Entries taken from a collection:
------------

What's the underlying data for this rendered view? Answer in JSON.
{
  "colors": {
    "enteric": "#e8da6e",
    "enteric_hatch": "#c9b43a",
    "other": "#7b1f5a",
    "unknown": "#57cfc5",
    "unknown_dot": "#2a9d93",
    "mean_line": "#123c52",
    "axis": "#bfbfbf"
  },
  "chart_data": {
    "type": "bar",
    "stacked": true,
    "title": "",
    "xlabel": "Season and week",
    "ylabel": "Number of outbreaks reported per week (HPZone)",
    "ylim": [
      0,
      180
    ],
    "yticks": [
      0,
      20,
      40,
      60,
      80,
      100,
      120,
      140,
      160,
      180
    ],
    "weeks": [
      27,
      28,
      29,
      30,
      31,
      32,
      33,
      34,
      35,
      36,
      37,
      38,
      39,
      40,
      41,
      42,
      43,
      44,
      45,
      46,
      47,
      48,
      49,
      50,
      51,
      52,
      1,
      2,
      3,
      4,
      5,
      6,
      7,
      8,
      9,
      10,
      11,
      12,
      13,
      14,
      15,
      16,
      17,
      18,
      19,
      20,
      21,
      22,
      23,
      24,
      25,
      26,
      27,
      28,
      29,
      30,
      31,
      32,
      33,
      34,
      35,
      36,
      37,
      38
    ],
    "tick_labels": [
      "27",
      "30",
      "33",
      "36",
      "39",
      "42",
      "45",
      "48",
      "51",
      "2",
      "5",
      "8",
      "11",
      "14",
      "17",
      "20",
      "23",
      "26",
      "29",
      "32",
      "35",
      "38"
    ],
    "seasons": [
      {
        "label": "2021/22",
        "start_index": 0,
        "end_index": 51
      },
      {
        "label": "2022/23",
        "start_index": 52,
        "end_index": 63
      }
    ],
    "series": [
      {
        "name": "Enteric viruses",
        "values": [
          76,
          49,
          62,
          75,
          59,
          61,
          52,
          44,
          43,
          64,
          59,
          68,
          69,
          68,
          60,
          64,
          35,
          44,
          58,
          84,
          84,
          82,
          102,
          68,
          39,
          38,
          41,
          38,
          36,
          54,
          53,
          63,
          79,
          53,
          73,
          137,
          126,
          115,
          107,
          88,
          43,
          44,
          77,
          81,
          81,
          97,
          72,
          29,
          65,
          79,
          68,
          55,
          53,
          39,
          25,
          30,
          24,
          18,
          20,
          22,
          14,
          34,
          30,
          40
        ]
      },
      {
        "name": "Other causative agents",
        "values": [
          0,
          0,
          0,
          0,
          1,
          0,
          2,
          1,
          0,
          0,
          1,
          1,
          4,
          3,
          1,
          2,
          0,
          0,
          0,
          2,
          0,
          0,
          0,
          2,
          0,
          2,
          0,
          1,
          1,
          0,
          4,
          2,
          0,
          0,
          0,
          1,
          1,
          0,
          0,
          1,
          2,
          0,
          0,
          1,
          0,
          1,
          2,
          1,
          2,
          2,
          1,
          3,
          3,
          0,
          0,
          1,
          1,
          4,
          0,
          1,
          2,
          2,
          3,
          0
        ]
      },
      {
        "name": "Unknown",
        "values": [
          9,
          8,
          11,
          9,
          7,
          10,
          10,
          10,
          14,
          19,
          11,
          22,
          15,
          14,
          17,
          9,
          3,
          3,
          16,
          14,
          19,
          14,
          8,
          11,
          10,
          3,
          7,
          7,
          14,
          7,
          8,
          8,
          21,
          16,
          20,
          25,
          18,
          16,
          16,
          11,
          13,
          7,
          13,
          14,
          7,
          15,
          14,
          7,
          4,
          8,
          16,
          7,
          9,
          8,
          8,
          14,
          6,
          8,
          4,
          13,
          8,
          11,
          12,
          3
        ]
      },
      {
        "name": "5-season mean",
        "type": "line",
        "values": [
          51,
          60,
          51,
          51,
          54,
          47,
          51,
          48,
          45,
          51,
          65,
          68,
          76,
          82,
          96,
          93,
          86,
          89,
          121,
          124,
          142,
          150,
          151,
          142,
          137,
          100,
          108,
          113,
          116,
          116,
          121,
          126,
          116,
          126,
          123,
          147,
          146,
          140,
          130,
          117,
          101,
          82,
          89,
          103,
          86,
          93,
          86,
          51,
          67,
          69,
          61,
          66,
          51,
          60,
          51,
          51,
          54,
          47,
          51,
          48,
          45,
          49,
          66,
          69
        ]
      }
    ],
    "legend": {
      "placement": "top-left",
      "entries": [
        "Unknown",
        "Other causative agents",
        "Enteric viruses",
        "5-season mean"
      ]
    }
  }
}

------------

Work instruction
Your job is to return all lines above that hold the word "causative".

Your response
        "name": "Other causative agents",
        "Other causative agents",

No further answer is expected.